AIM: Copy the listing below in full and skip every picture.

EXCERPTED RECORDS:
┄┄┄┄┄┄┄┄┄┄┄┄┄┄┄┄┄┄┄┄

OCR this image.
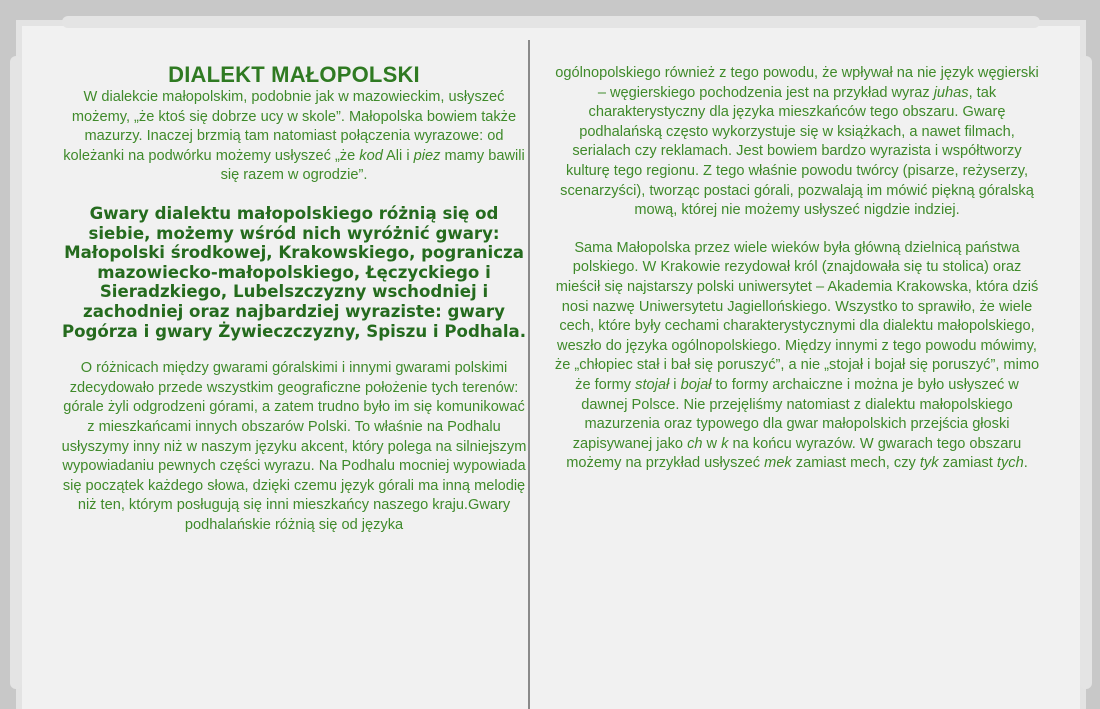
DIALEKT MAŁOPOLSKI

W dialekcie małopolskim, podobnie jak w mazowieckim, usłyszeć możemy, „że ktoś się dobrze ucy w skole”. Małopolska bowiem także mazurzy. Inaczej brzmią tam natomiast połączenia wyrazowe: od koleżanki na podwórku możemy usłyszeć „że kod Ali i piez mamy bawili się razem w ogrodzie”.

Gwary dialektu małopolskiego różnią się od siebie, możemy wśród nich wyróżnić gwary: Małopolski środkowej, Krakowskiego, pogranicza mazowiecko-małopolskiego, Łęczyckiego i Sieradzkiego, Lubelszczyzny wschodniej i zachodniej oraz najbardziej wyraziste: gwary Pogórza i gwary Żywieczczyzny, Spiszu i Podhala.

O różnicach między gwarami góralskimi i innymi gwarami polskimi zdecydowało przede wszystkim geograficzne położenie tych terenów: górale żyli odgrodzeni górami, a zatem trudno było im się komunikować z mieszkańcami innych obszarów Polski. To właśnie na Podhalu usłyszymy inny niż w naszym języku akcent, który polega na silniejszym wypowiadaniu pewnych części wyrazu. Na Podhalu mocniej wypowiada się początek każdego słowa, dzięki czemu język górali ma inną melodię niż ten, którym posługują się inni mieszkańcy naszego kraju.Gwary podhalańskie różnią się od języka

ogólnopolskiego również z tego powodu, że wpływał na nie język węgierski – węgierskiego pochodzenia jest na przykład wyraz juhas, tak charakterystyczny dla języka mieszkańców tego obszaru. Gwarę podhalańską często wykorzystuje się w książkach, a nawet filmach, serialach czy reklamach. Jest bowiem bardzo wyrazista i współtworzy kulturę tego regionu. Z tego właśnie powodu twórcy (pisarze, reżyserzy, scenarzyści), tworząc postaci górali, pozwalają im mówić piękną góralską mową, której nie możemy usłyszeć nigdzie indziej.

Sama Małopolska przez wiele wieków była główną dzielnicą państwa polskiego. W Krakowie rezydował król (znajdowała się tu stolica) oraz mieścił się najstarszy polski uniwersytet – Akademia Krakowska, która dziś nosi nazwę Uniwersytetu Jagiellońskiego. Wszystko to sprawiło, że wiele cech, które były cechami charakterystycznymi dla dialektu małopolskiego, weszło do języka ogólnopolskiego. Między innymi z tego powodu mówimy, że „chłopiec stał i bał się poruszyć”, a nie „stojał i bojał się poruszyć”, mimo że formy stojał i bojał to formy archaiczne i można je było usłyszeć w dawnej Polsce. Nie przejęliśmy natomiast z dialektu małopolskiego mazurzenia oraz typowego dla gwar małopolskich przejścia głoski zapisywanej jako ch w k na końcu wyrazów. W gwarach tego obszaru możemy na przykład usłyszeć mek zamiast mech, czy tyk zamiast tych.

┄┄┄┄┄┄┄┄┄┄┄┄┄┄┄┄┄┄┄┄

EXERCISE RESULT:
OCR this image.
DIALEKT MAŁOPOLSKI

W dialekcie małopolskim, podobnie jak w mazowieckim, usłyszeć możemy, „że ktoś się dobrze ucy w skole”. Małopolska bowiem także mazurzy. Inaczej brzmią tam natomiast połączenia wyrazowe: od koleżanki na podwórku możemy usłyszeć „że kod Ali i piez mamy bawili się razem w ogrodzie”.

Gwary dialektu małopolskiego różnią się od siebie, możemy wśród nich wyróżnić gwary: Małopolski środkowej, Krakowskiego, pogranicza mazowiecko-małopolskiego, Łęczyckiego i Sieradzkiego, Lubelszczyzny wschodniej i zachodniej oraz najbardziej wyraziste: gwary Pogórza i gwary Żywieczczyzny, Spiszu i Podhala.

O różnicach między gwarami góralskimi i innymi gwarami polskimi zdecydowało przede wszystkim geograficzne położenie tych terenów: górale żyli odgrodzeni górami, a zatem trudno było im się komunikować z mieszkańcami innych obszarów Polski. To właśnie na Podhalu usłyszymy inny niż w naszym języku akcent, który polega na silniejszym wypowiadaniu pewnych części wyrazu. Na Podhalu mocniej wypowiada się początek każdego słowa, dzięki czemu język górali ma inną melodię niż ten, którym posługują się inni mieszkańcy naszego kraju.Gwary podhalańskie różnią się od języka

ogólnopolskiego również z tego powodu, że wpływał na nie język węgierski – węgierskiego pochodzenia jest na przykład wyraz juhas, tak charakterystyczny dla języka mieszkańców tego obszaru. Gwarę podhalańską często wykorzystuje się w książkach, a nawet filmach, serialach czy reklamach. Jest bowiem bardzo wyrazista i współtworzy kulturę tego regionu. Z tego właśnie powodu twórcy (pisarze, reżyserzy, scenarzyści), tworząc postaci górali, pozwalają im mówić piękną góralską mową, której nie możemy usłyszeć nigdzie indziej.

Sama Małopolska przez wiele wieków była główną dzielnicą państwa polskiego. W Krakowie rezydował król (znajdowała się tu stolica) oraz mieścił się najstarszy polski uniwersytet – Akademia Krakowska, która dziś nosi nazwę Uniwersytetu Jagiellońskiego. Wszystko to sprawiło, że wiele cech, które były cechami charakterystycznymi dla dialektu małopolskiego, weszło do języka ogólnopolskiego. Między innymi z tego powodu mówimy, że „chłopiec stał i bał się poruszyć”, a nie „stojał i bojał się poruszyć”, mimo że formy stojał i bojał to formy archaiczne i można je było usłyszeć w dawnej Polsce. Nie przejęliśmy natomiast z dialektu małopolskiego mazurzenia oraz typowego dla gwar małopolskich przejścia głoski zapisywanej jako ch w k na końcu wyrazów. W gwarach tego obszaru możemy na przykład usłyszeć mek zamiast mech, czy tyk zamiast tych.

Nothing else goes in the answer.